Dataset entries
• • • • •
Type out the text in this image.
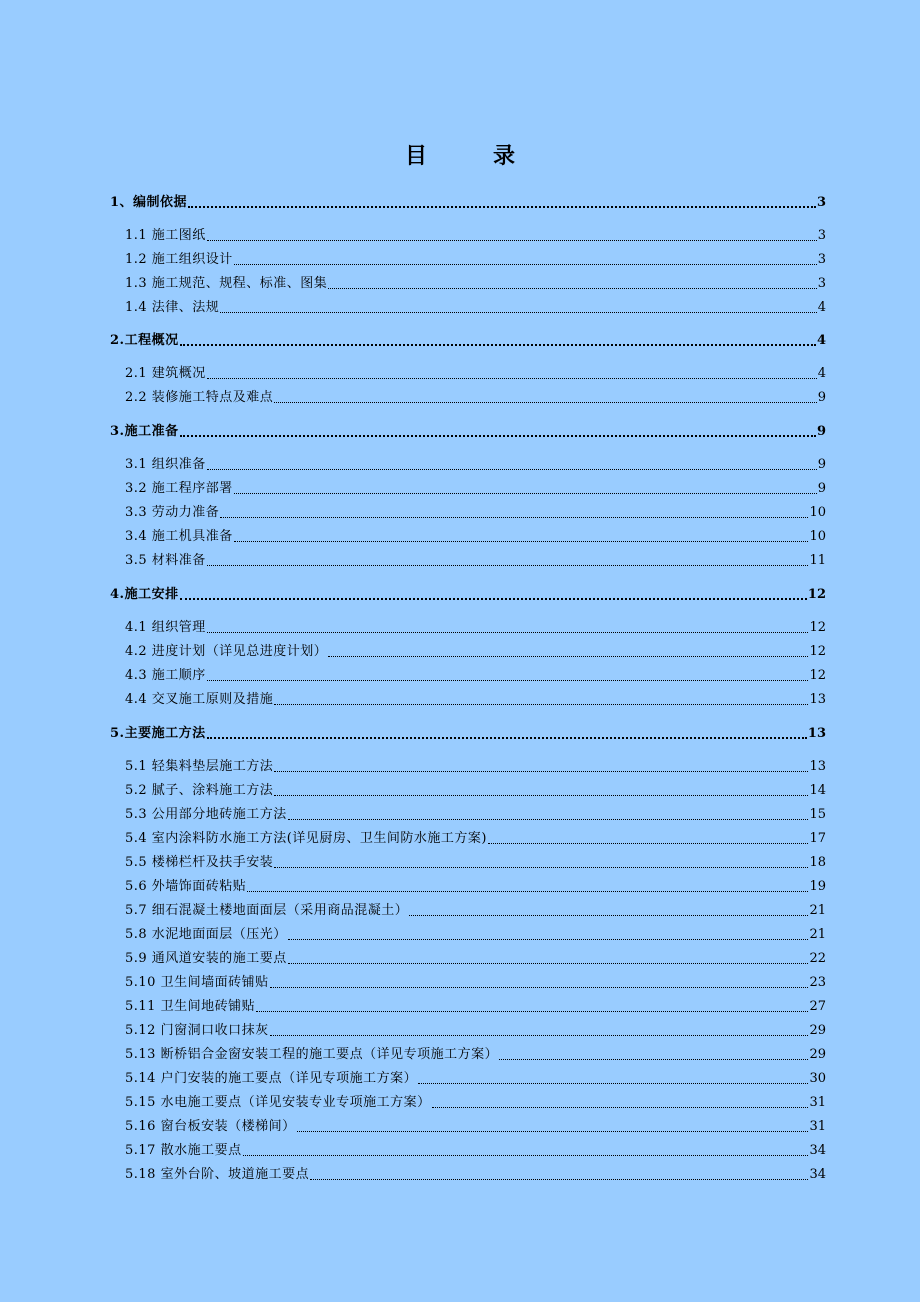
目　录
1、编制依据	3
1.1 施工图纸	3
1.2 施工组织设计	3
1.3 施工规范、规程、标准、图集	3
1.4 法律、法规	4
2.工程概况	4
2.1 建筑概况	4
2.2 装修施工特点及难点	9
3.施工准备	9
3.1 组织准备	9
3.2 施工程序部署	9
3.3 劳动力准备	10
3.4 施工机具准备	10
3.5 材料准备	11
4.施工安排	12
4.1 组织管理	12
4.2 进度计划（详见总进度计划）	12
4.3 施工顺序	12
4.4 交叉施工原则及措施	13
5.主要施工方法	13
5.1 轻集料垫层施工方法	13
5.2 腻子、涂料施工方法	14
5.3 公用部分地砖施工方法	15
5.4 室内涂料防水施工方法(详见厨房、卫生间防水施工方案)	17
5.5 楼梯栏杆及扶手安装	18
5.6 外墙饰面砖粘贴	19
5.7 细石混凝土楼地面面层（采用商品混凝土）	21
5.8 水泥地面面层（压光）	21
5.9 通风道安装的施工要点	22
5.10 卫生间墙面砖铺贴	23
5.11 卫生间地砖铺贴	27
5.12 门窗洞口收口抹灰	29
5.13 断桥铝合金窗安装工程的施工要点（详见专项施工方案）	29
5.14 户门安装的施工要点（详见专项施工方案）	30
5.15 水电施工要点（详见安装专业专项施工方案）	31
5.16 窗台板安装（楼梯间）	31
5.17 散水施工要点	34
5.18 室外台阶、坡道施工要点	34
• • • • •
### [EXERCISE DETAILS]
Quote every record above exactly, leaving out any pictures.

### [THE RESPONSE]
Type out the text in this image.
目　录
1、编制依据	3
1.1 施工图纸	3
1.2 施工组织设计	3
1.3 施工规范、规程、标准、图集	3
1.4 法律、法规	4
2.工程概况	4
2.1 建筑概况	4
2.2 装修施工特点及难点	9
3.施工准备	9
3.1 组织准备	9
3.2 施工程序部署	9
3.3 劳动力准备	10
3.4 施工机具准备	10
3.5 材料准备	11
4.施工安排	12
4.1 组织管理	12
4.2 进度计划（详见总进度计划）	12
4.3 施工顺序	12
4.4 交叉施工原则及措施	13
5.主要施工方法	13
5.1 轻集料垫层施工方法	13
5.2 腻子、涂料施工方法	14
5.3 公用部分地砖施工方法	15
5.4 室内涂料防水施工方法(详见厨房、卫生间防水施工方案)	17
5.5 楼梯栏杆及扶手安装	18
5.6 外墙饰面砖粘贴	19
5.7 细石混凝土楼地面面层（采用商品混凝土）	21
5.8 水泥地面面层（压光）	21
5.9 通风道安装的施工要点	22
5.10 卫生间墙面砖铺贴	23
5.11 卫生间地砖铺贴	27
5.12 门窗洞口收口抹灰	29
5.13 断桥铝合金窗安装工程的施工要点（详见专项施工方案）	29
5.14 户门安装的施工要点（详见专项施工方案）	30
5.15 水电施工要点（详见安装专业专项施工方案）	31
5.16 窗台板安装（楼梯间）	31
5.17 散水施工要点	34
5.18 室外台阶、坡道施工要点	34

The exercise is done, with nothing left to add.